What to produce:
Every line of the material that follows must be printed again exactly.

Records for processing:
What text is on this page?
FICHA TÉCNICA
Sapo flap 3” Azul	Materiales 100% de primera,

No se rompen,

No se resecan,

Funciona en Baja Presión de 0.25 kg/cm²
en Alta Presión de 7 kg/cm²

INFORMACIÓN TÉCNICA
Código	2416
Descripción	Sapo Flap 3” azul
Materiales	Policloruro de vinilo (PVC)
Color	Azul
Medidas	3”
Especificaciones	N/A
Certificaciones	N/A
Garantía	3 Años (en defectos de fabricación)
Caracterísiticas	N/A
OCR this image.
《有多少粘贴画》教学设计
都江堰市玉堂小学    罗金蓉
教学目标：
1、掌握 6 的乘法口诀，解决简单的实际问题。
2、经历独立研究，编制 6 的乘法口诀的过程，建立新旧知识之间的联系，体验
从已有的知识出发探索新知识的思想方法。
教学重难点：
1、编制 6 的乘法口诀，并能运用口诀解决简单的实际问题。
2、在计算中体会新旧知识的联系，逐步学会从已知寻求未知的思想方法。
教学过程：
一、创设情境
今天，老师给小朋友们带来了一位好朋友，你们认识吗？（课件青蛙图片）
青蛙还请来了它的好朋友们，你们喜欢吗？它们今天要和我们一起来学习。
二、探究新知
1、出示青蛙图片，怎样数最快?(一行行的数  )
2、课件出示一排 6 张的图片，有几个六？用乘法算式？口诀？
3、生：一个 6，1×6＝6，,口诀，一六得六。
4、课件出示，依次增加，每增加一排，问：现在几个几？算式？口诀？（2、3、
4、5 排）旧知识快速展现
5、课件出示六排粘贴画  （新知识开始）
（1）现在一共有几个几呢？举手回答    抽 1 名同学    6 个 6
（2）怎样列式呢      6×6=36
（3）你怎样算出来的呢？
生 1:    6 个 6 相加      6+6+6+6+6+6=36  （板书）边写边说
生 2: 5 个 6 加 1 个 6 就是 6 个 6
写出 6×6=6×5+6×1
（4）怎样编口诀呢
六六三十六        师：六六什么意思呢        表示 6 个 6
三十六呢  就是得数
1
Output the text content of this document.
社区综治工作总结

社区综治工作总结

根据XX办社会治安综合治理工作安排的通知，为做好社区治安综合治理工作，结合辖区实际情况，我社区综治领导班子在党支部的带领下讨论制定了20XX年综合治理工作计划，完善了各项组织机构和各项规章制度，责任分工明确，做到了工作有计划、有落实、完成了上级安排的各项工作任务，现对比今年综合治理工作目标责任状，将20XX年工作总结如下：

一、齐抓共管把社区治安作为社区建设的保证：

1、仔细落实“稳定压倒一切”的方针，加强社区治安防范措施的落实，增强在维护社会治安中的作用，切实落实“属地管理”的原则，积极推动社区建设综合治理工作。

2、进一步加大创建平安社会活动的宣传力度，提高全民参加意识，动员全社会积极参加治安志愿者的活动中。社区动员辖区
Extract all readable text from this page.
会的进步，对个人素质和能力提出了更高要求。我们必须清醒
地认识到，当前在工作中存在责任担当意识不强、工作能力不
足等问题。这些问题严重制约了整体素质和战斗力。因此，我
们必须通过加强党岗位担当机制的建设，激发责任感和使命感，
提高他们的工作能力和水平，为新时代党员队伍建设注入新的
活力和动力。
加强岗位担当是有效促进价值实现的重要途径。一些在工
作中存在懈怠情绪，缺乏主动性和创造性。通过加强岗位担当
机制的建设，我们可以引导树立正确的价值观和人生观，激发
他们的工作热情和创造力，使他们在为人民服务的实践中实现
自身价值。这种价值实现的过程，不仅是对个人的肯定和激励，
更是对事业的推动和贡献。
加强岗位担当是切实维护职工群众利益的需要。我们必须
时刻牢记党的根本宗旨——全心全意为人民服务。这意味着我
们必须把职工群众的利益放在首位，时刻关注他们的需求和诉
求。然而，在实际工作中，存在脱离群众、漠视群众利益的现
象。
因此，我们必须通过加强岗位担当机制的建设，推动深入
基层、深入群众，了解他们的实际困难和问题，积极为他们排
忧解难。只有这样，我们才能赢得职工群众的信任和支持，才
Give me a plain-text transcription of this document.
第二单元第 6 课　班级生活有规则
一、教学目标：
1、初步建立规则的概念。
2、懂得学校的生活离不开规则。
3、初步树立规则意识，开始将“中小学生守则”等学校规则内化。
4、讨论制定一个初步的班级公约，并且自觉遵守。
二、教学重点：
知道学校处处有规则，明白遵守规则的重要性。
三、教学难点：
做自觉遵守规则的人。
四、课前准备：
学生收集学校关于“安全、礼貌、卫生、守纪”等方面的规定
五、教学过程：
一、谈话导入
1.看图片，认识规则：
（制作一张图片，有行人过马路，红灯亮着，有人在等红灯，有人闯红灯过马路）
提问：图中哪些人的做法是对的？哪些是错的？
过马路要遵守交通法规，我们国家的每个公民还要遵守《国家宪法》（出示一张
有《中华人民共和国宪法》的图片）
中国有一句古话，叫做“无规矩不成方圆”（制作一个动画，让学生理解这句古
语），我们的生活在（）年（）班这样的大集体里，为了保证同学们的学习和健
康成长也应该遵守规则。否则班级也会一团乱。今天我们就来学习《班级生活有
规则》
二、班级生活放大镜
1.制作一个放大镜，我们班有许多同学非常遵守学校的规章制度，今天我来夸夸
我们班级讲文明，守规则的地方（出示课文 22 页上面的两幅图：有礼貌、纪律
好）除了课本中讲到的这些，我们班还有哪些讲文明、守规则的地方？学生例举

Answer to the task:
What text is on this page?
FICHA TÉCNICA
Sapo flap 3” Azul	Materiales 100% de primera,

No se rompen,

No se resecan,

Funciona en Baja Presión de 0.25 kg/cm²
en Alta Presión de 7 kg/cm²

INFORMACIÓN TÉCNICA
Código	2416
Descripción	Sapo Flap 3” azul
Materiales	Policloruro de vinilo (PVC)
Color	Azul
Medidas	3”
Especificaciones	N/A
Certificaciones	N/A
Garantía	3 Años (en defectos de fabricación)
Caracterísiticas	N/A
OCR this image.
《有多少粘贴画》教学设计
都江堰市玉堂小学    罗金蓉
教学目标：
1、掌握 6 的乘法口诀，解决简单的实际问题。
2、经历独立研究，编制 6 的乘法口诀的过程，建立新旧知识之间的联系，体验
从已有的知识出发探索新知识的思想方法。
教学重难点：
1、编制 6 的乘法口诀，并能运用口诀解决简单的实际问题。
2、在计算中体会新旧知识的联系，逐步学会从已知寻求未知的思想方法。
教学过程：
一、创设情境
今天，老师给小朋友们带来了一位好朋友，你们认识吗？（课件青蛙图片）
青蛙还请来了它的好朋友们，你们喜欢吗？它们今天要和我们一起来学习。
二、探究新知
1、出示青蛙图片，怎样数最快?(一行行的数  )
2、课件出示一排 6 张的图片，有几个六？用乘法算式？口诀？
3、生：一个 6，1×6＝6，,口诀，一六得六。
4、课件出示，依次增加，每增加一排，问：现在几个几？算式？口诀？（2、3、
4、5 排）旧知识快速展现
5、课件出示六排粘贴画  （新知识开始）
（1）现在一共有几个几呢？举手回答    抽 1 名同学    6 个 6
（2）怎样列式呢      6×6=36
（3）你怎样算出来的呢？
生 1:    6 个 6 相加      6+6+6+6+6+6=36  （板书）边写边说
生 2: 5 个 6 加 1 个 6 就是 6 个 6
写出 6×6=6×5+6×1
（4）怎样编口诀呢
六六三十六        师：六六什么意思呢        表示 6 个 6
三十六呢  就是得数
1
Output the text content of this document.
社区综治工作总结

社区综治工作总结

根据XX办社会治安综合治理工作安排的通知，为做好社区治安综合治理工作，结合辖区实际情况，我社区综治领导班子在党支部的带领下讨论制定了20XX年综合治理工作计划，完善了各项组织机构和各项规章制度，责任分工明确，做到了工作有计划、有落实、完成了上级安排的各项工作任务，现对比今年综合治理工作目标责任状，将20XX年工作总结如下：

一、齐抓共管把社区治安作为社区建设的保证：

1、仔细落实“稳定压倒一切”的方针，加强社区治安防范措施的落实，增强在维护社会治安中的作用，切实落实“属地管理”的原则，积极推动社区建设综合治理工作。

2、进一步加大创建平安社会活动的宣传力度，提高全民参加意识，动员全社会积极参加治安志愿者的活动中。社区动员辖区
Extract all readable text from this page.
会的进步，对个人素质和能力提出了更高要求。我们必须清醒
地认识到，当前在工作中存在责任担当意识不强、工作能力不
足等问题。这些问题严重制约了整体素质和战斗力。因此，我
们必须通过加强党岗位担当机制的建设，激发责任感和使命感，
提高他们的工作能力和水平，为新时代党员队伍建设注入新的
活力和动力。
加强岗位担当是有效促进价值实现的重要途径。一些在工
作中存在懈怠情绪，缺乏主动性和创造性。通过加强岗位担当
机制的建设，我们可以引导树立正确的价值观和人生观，激发
他们的工作热情和创造力，使他们在为人民服务的实践中实现
自身价值。这种价值实现的过程，不仅是对个人的肯定和激励，
更是对事业的推动和贡献。
加强岗位担当是切实维护职工群众利益的需要。我们必须
时刻牢记党的根本宗旨——全心全意为人民服务。这意味着我
们必须把职工群众的利益放在首位，时刻关注他们的需求和诉
求。然而，在实际工作中，存在脱离群众、漠视群众利益的现
象。
因此，我们必须通过加强岗位担当机制的建设，推动深入
基层、深入群众，了解他们的实际困难和问题，积极为他们排
忧解难。只有这样，我们才能赢得职工群众的信任和支持，才
Give me a plain-text transcription of this document.
第二单元第 6 课　班级生活有规则
一、教学目标：
1、初步建立规则的概念。
2、懂得学校的生活离不开规则。
3、初步树立规则意识，开始将“中小学生守则”等学校规则内化。
4、讨论制定一个初步的班级公约，并且自觉遵守。
二、教学重点：
知道学校处处有规则，明白遵守规则的重要性。
三、教学难点：
做自觉遵守规则的人。
四、课前准备：
学生收集学校关于“安全、礼貌、卫生、守纪”等方面的规定
五、教学过程：
一、谈话导入
1.看图片，认识规则：
（制作一张图片，有行人过马路，红灯亮着，有人在等红灯，有人闯红灯过马路）
提问：图中哪些人的做法是对的？哪些是错的？
过马路要遵守交通法规，我们国家的每个公民还要遵守《国家宪法》（出示一张
有《中华人民共和国宪法》的图片）
中国有一句古话，叫做“无规矩不成方圆”（制作一个动画，让学生理解这句古
语），我们的生活在（）年（）班这样的大集体里，为了保证同学们的学习和健
康成长也应该遵守规则。否则班级也会一团乱。今天我们就来学习《班级生活有
规则》
二、班级生活放大镜
1.制作一个放大镜，我们班有许多同学非常遵守学校的规章制度，今天我来夸夸
我们班级讲文明，守规则的地方（出示课文 22 页上面的两幅图：有礼貌、纪律
好）除了课本中讲到的这些，我们班还有哪些讲文明、守规则的地方？学生例举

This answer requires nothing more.